- **GIVEN PROBLEM**:
Omit the images. Copy each entry word for word.

- **RAW RECORDS**:
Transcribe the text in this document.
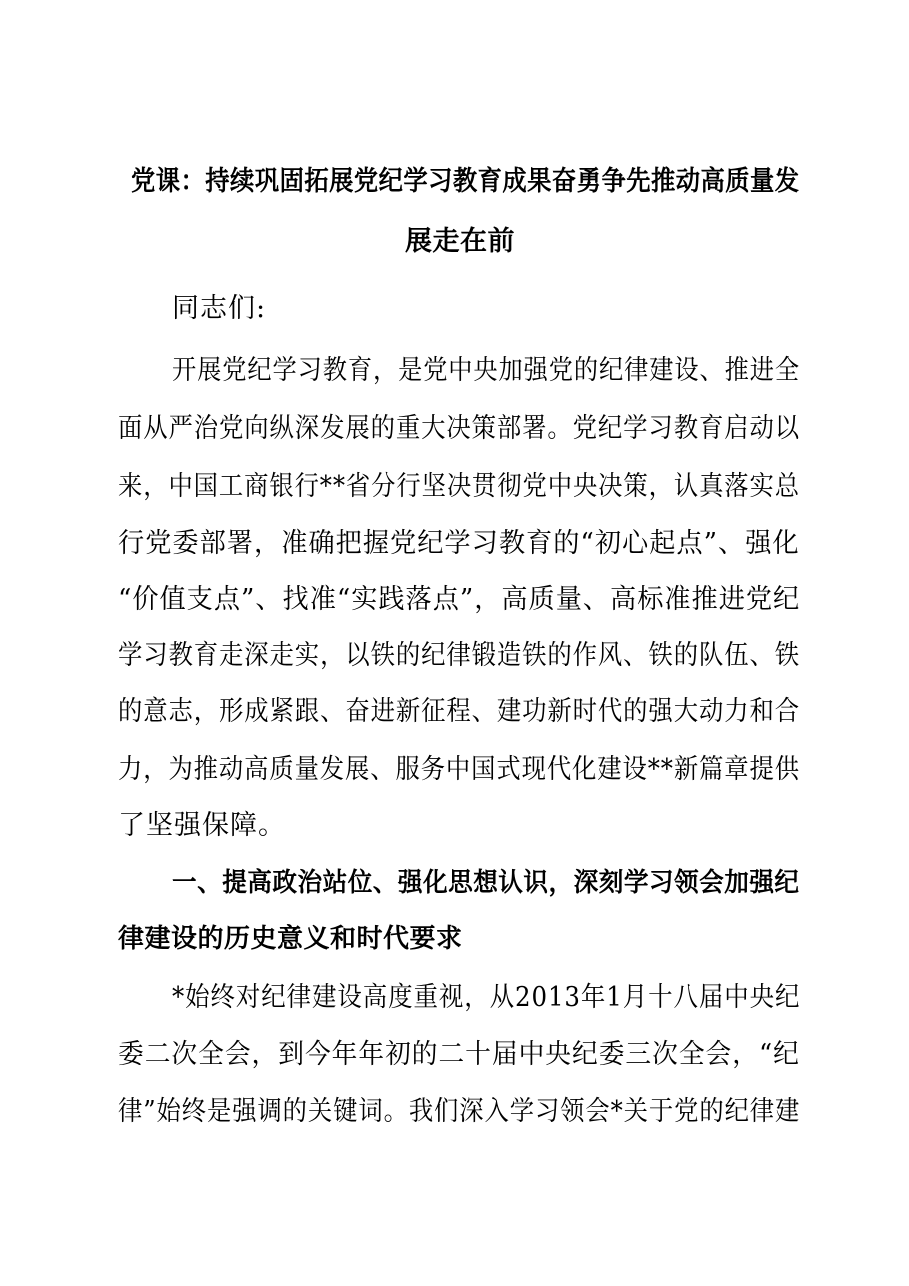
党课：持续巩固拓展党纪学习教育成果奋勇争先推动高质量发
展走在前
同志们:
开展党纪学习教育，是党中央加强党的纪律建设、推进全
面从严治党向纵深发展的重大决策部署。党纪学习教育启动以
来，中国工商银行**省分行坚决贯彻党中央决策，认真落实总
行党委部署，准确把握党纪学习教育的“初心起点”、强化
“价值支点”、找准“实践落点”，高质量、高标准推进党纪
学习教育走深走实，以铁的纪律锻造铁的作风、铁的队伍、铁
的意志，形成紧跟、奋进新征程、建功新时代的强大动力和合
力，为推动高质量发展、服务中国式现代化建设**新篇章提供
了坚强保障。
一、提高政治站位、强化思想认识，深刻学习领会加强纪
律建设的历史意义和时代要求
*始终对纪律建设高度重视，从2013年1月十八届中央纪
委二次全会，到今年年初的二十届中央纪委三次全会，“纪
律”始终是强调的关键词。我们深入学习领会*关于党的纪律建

- **RESPONSE**:
Transcribe the text in this document.
党课：持续巩固拓展党纪学习教育成果奋勇争先推动高质量发
展走在前
同志们:
开展党纪学习教育，是党中央加强党的纪律建设、推进全
面从严治党向纵深发展的重大决策部署。党纪学习教育启动以
来，中国工商银行**省分行坚决贯彻党中央决策，认真落实总
行党委部署，准确把握党纪学习教育的“初心起点”、强化
“价值支点”、找准“实践落点”，高质量、高标准推进党纪
学习教育走深走实，以铁的纪律锻造铁的作风、铁的队伍、铁
的意志，形成紧跟、奋进新征程、建功新时代的强大动力和合
力，为推动高质量发展、服务中国式现代化建设**新篇章提供
了坚强保障。
一、提高政治站位、强化思想认识，深刻学习领会加强纪
律建设的历史意义和时代要求
*始终对纪律建设高度重视，从2013年1月十八届中央纪
委二次全会，到今年年初的二十届中央纪委三次全会，“纪
律”始终是强调的关键词。我们深入学习领会*关于党的纪律建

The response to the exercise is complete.